**Records for the exercise**
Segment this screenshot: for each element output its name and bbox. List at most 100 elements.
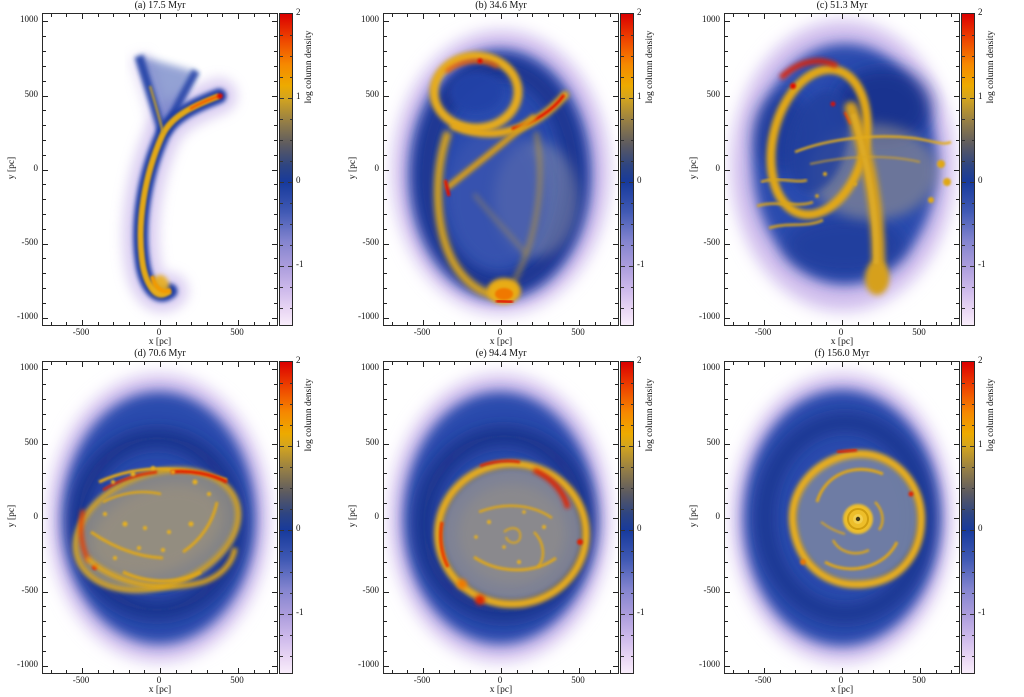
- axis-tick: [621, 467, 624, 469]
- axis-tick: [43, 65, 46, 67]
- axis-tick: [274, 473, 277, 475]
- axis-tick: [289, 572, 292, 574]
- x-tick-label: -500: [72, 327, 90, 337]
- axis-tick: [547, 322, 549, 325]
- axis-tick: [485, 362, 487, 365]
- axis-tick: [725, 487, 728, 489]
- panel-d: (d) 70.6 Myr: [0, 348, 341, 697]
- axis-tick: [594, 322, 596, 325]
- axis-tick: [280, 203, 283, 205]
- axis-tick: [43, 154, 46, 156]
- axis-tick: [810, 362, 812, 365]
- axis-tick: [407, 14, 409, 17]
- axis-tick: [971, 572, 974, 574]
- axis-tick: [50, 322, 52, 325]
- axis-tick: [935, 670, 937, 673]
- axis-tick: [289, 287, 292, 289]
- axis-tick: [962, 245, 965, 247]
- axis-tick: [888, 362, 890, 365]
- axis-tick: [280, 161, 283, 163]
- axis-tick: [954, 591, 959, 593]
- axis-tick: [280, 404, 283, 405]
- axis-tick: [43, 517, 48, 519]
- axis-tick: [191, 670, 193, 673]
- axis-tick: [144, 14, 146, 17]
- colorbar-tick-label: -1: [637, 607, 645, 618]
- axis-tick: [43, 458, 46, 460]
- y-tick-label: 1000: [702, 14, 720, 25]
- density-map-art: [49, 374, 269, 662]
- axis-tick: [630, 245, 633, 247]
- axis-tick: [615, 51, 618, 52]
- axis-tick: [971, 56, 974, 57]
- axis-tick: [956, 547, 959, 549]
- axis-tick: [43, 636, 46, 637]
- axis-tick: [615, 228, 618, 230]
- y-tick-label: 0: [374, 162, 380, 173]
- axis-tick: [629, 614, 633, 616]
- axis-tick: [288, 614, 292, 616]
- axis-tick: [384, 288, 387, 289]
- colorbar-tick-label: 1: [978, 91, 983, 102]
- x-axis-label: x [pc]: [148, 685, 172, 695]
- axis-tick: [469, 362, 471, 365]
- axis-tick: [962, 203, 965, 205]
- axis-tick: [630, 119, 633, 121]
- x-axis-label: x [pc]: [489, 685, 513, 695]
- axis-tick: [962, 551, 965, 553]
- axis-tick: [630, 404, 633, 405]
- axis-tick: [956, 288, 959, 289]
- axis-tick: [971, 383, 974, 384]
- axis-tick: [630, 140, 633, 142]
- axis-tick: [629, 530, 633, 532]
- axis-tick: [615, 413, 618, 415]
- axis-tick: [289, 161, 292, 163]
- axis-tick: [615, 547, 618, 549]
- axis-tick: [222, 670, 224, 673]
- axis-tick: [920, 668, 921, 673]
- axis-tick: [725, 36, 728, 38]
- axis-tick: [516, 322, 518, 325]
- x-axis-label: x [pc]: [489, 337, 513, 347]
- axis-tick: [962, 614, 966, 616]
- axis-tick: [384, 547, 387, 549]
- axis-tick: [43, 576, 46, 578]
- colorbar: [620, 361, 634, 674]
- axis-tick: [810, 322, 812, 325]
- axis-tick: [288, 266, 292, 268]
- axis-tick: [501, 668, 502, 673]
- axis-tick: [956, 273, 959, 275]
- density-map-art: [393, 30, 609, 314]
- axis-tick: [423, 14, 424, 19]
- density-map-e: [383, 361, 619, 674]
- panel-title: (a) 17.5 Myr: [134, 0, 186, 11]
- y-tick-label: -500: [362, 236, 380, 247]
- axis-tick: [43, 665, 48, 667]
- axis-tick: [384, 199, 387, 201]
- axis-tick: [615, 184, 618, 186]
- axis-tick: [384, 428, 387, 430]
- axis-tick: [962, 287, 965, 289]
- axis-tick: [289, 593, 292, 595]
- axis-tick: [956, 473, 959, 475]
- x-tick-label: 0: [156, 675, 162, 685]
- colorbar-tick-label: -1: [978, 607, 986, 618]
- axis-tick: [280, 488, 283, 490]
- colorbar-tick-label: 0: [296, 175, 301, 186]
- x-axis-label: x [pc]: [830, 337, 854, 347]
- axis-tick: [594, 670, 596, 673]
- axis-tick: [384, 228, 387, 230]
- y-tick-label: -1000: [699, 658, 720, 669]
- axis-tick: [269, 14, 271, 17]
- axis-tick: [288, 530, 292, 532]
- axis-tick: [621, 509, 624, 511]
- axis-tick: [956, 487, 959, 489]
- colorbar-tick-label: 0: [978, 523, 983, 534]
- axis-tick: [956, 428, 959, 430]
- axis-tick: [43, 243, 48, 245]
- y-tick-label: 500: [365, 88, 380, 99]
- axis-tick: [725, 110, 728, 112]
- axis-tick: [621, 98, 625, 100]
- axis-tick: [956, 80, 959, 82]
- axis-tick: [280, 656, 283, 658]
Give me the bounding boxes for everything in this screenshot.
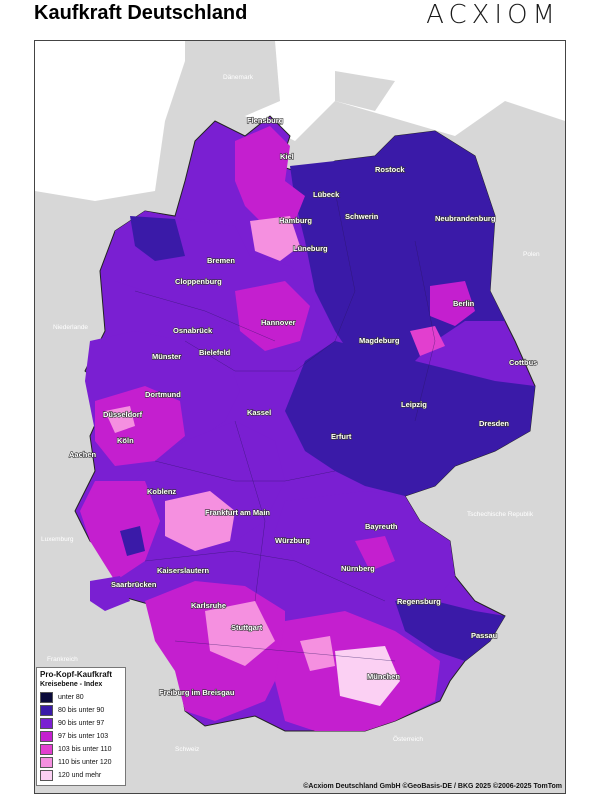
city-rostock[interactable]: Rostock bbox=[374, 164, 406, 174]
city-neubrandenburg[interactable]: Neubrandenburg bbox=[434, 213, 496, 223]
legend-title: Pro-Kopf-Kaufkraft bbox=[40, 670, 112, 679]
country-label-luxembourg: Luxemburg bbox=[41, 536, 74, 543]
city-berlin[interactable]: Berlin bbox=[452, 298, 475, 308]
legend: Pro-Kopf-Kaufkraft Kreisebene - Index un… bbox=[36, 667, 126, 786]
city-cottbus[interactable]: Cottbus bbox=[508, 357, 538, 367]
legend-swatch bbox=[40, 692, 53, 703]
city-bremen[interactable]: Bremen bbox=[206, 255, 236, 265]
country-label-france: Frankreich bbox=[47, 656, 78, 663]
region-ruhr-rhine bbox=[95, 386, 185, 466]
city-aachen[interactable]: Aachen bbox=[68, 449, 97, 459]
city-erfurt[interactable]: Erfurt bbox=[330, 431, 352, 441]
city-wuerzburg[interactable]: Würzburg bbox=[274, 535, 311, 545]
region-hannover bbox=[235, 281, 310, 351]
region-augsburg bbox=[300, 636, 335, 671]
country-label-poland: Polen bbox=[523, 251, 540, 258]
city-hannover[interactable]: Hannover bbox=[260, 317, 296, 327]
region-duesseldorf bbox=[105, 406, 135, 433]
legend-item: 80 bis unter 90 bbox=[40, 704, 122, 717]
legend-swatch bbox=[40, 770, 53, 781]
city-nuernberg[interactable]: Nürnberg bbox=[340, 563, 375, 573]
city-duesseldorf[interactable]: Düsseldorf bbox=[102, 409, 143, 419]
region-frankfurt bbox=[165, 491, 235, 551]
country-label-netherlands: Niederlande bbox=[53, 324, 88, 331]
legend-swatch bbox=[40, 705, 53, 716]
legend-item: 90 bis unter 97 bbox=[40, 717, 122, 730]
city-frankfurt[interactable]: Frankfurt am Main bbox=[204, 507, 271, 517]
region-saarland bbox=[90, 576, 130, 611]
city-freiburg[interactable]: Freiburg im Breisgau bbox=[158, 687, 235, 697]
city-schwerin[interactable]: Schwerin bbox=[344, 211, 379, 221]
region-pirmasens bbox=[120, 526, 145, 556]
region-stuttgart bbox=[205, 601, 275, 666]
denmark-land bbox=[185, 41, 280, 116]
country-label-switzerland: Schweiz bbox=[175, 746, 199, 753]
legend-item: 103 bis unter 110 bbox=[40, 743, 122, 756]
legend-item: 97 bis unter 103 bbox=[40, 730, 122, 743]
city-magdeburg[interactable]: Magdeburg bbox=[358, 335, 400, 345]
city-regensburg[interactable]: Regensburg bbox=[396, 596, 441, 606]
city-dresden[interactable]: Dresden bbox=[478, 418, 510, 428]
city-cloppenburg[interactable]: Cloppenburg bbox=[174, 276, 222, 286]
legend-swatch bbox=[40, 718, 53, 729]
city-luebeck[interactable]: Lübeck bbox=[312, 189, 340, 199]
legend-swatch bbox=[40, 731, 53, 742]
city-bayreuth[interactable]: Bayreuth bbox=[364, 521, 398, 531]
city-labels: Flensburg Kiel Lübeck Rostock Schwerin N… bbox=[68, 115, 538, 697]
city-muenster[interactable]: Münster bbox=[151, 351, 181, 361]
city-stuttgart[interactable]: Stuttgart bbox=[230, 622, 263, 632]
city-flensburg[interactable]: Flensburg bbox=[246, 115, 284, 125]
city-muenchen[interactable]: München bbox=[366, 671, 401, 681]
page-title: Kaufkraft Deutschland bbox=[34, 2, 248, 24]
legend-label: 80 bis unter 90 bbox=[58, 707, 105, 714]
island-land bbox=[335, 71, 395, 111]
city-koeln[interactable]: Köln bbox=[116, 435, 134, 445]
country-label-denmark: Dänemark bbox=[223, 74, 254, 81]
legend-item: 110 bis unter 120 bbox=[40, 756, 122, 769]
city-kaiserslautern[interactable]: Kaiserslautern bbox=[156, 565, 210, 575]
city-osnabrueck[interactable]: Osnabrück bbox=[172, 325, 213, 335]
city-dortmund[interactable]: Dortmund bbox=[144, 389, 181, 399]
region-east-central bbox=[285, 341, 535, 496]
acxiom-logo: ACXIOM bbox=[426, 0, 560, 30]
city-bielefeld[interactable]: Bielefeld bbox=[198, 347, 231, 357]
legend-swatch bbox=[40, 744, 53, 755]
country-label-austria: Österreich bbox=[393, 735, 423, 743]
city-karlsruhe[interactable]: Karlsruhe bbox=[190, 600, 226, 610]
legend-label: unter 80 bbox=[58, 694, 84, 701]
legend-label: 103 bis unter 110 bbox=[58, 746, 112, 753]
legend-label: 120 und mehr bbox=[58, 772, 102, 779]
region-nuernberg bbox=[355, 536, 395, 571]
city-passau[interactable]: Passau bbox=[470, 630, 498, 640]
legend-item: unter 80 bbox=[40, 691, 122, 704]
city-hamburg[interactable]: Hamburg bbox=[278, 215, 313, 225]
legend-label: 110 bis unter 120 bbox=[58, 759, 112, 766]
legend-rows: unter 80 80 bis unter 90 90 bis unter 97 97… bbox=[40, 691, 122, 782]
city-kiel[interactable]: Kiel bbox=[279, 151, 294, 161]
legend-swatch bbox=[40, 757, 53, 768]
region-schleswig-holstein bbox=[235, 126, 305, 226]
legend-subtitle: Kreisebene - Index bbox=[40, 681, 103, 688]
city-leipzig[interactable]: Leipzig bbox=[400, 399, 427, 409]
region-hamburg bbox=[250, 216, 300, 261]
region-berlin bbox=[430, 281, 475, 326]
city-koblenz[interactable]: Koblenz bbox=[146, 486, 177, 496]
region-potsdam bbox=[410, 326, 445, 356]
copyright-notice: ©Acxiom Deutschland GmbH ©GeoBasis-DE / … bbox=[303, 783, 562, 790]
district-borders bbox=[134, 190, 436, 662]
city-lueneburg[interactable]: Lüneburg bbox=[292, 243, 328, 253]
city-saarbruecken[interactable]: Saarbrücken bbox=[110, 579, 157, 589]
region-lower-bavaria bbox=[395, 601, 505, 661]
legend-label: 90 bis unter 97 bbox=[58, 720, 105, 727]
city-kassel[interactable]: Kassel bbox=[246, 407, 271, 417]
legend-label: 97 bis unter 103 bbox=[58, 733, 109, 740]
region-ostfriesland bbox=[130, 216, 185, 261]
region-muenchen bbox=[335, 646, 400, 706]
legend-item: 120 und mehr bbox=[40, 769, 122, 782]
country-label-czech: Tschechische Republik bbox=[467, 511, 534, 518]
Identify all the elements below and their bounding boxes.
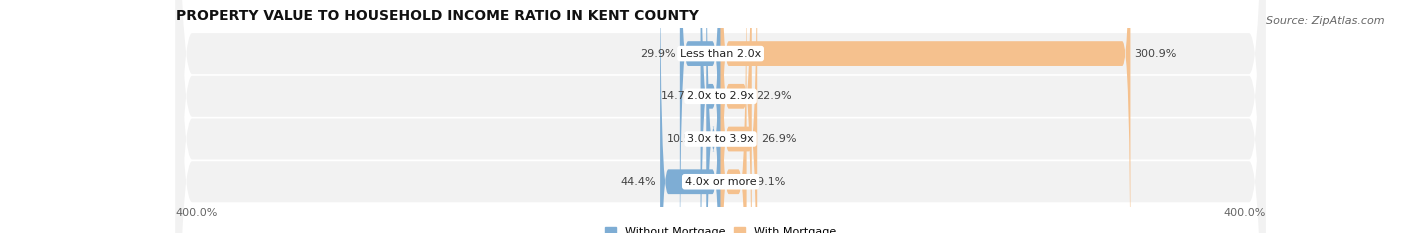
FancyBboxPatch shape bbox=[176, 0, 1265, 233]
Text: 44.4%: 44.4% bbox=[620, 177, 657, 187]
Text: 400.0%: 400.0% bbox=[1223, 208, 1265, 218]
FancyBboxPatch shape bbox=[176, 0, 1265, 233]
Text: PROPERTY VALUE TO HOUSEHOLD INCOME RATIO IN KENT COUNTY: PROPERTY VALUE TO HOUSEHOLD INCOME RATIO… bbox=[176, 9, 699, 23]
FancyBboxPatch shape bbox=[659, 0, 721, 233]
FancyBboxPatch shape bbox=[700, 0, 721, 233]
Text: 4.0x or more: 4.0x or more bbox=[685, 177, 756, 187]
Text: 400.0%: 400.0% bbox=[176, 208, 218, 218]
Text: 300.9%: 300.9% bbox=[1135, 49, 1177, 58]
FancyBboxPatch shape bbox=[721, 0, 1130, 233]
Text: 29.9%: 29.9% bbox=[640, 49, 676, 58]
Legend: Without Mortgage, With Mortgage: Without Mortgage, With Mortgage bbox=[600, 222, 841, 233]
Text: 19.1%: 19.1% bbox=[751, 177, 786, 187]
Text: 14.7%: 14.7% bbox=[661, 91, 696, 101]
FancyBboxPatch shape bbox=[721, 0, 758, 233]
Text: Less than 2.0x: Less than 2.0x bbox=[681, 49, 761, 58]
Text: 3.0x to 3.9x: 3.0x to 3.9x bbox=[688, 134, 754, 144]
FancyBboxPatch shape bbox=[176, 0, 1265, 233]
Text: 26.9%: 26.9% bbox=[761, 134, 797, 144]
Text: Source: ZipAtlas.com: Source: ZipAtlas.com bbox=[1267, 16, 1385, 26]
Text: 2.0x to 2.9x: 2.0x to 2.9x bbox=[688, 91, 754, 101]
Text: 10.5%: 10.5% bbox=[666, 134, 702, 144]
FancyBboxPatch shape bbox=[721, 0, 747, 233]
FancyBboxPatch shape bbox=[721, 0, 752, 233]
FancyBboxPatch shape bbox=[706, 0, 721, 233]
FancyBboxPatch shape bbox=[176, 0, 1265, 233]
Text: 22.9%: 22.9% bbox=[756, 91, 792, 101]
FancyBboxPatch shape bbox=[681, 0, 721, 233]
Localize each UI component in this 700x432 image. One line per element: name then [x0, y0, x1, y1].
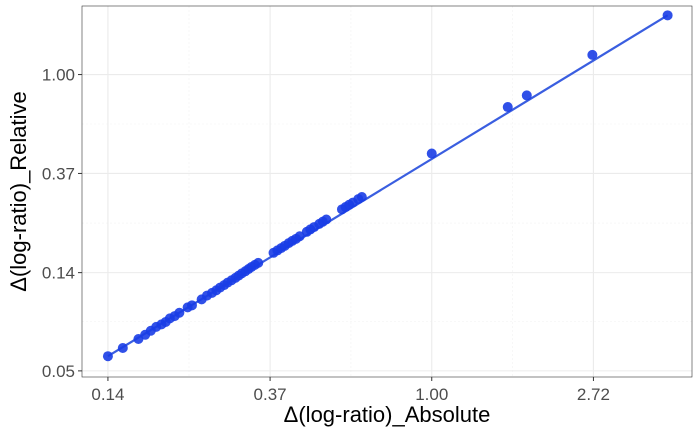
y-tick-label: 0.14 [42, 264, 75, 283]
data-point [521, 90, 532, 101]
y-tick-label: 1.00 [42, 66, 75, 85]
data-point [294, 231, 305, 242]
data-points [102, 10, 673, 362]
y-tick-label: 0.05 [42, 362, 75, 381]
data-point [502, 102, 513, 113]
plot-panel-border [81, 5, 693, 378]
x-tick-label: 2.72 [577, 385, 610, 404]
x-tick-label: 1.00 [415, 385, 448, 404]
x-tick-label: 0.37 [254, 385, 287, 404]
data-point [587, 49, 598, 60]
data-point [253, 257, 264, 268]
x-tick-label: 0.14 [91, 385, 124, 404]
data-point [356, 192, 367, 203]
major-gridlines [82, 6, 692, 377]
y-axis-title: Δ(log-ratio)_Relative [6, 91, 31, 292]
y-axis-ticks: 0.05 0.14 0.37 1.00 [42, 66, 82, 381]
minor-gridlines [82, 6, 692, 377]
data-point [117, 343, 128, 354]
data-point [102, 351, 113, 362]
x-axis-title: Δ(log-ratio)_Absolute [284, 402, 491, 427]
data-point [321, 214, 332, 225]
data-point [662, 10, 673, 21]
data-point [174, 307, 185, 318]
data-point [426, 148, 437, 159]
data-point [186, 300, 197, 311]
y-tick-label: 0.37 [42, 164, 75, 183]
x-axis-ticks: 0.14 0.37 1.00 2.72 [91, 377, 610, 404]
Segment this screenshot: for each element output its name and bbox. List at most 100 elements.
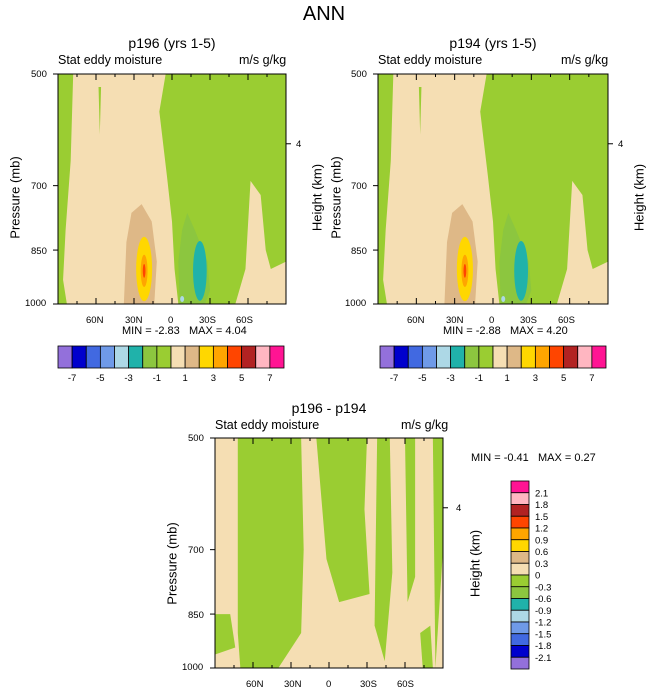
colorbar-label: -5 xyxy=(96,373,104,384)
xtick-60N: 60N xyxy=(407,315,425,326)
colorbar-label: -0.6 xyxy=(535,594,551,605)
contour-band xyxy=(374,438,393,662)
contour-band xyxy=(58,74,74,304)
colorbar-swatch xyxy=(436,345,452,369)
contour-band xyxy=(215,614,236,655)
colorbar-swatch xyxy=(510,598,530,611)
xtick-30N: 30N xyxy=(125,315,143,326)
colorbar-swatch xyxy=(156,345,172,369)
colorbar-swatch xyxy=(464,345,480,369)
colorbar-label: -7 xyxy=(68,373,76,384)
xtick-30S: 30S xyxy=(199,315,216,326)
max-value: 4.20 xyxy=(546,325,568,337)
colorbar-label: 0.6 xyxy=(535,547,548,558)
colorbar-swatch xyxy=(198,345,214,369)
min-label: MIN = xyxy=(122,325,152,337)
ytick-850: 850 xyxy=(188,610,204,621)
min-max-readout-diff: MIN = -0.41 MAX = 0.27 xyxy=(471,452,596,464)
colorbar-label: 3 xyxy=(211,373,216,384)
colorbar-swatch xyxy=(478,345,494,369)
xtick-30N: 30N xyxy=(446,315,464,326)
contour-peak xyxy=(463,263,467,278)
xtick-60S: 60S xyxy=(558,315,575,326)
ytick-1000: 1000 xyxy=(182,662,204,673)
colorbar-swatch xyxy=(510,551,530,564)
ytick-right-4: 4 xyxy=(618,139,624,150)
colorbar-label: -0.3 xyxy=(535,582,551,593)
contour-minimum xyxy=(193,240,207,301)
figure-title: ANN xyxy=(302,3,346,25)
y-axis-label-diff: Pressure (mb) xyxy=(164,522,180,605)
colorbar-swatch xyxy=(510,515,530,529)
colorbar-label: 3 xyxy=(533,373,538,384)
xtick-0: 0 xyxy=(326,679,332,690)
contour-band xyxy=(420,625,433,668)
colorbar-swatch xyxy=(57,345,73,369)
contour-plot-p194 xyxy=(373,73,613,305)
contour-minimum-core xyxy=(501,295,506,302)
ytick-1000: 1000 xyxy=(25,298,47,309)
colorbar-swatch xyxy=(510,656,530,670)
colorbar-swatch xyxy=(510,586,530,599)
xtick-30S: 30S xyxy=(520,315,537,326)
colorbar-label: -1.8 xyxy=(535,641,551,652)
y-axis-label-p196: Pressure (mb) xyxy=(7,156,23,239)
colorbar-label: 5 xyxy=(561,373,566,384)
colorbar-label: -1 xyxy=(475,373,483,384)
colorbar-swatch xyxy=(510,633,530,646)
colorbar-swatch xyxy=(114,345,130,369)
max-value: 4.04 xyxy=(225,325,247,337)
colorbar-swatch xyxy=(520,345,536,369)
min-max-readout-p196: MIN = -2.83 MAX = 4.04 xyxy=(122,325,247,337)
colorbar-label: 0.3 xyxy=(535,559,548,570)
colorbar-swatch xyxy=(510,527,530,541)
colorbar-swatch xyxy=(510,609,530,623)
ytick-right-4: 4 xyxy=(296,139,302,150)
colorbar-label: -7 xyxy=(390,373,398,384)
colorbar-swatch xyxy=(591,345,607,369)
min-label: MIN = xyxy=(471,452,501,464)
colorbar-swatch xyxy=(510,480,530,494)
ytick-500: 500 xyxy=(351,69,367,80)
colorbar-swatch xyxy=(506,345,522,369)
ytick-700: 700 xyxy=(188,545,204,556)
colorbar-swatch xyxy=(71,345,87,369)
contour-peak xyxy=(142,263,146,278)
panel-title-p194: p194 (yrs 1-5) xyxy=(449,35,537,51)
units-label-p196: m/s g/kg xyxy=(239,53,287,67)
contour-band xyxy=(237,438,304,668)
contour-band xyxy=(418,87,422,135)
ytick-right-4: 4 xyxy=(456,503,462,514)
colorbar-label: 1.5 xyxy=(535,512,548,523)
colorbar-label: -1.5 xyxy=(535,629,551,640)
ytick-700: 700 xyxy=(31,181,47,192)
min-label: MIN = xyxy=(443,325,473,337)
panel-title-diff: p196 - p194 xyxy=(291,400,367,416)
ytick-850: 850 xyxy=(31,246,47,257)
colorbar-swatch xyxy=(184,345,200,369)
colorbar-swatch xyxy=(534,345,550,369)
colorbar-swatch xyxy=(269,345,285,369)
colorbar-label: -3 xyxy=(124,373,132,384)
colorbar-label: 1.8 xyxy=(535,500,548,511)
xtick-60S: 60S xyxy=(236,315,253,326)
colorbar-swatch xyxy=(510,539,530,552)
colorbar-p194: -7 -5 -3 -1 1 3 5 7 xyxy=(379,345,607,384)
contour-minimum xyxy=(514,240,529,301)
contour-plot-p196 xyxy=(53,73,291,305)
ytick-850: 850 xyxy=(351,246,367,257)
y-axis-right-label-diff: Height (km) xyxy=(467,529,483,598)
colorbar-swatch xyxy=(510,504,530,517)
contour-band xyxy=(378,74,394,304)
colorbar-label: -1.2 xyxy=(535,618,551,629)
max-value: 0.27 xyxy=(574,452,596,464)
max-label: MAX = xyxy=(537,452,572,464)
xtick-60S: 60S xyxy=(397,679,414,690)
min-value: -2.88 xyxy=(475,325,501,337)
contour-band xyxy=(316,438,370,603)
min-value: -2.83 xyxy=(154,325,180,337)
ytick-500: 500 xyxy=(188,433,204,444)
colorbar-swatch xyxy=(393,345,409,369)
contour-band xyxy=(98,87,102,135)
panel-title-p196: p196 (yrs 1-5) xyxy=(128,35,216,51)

**Requirement**
Write out the rows beginning at the line that contains "city-rostock[interactable]: Rostock bbox=[374, 164, 406, 174]" and stopping after the line that contains "legend: Pro-Kopf-Kaufkraft Kreisebene". Include both of those lines.

**Result of the task**
city-rostock[interactable]: Rostock bbox=[374, 164, 406, 174]
city-neubrandenburg[interactable]: Neubrandenburg bbox=[434, 213, 496, 223]
legend-title: Pro-Kopf-Kaufkraft bbox=[40, 670, 112, 679]
country-label-luxembourg: Luxemburg bbox=[41, 536, 74, 543]
city-berlin[interactable]: Berlin bbox=[452, 298, 475, 308]
legend: Pro-Kopf-Kaufkraft Kreisebene - Index un… bbox=[36, 667, 126, 786]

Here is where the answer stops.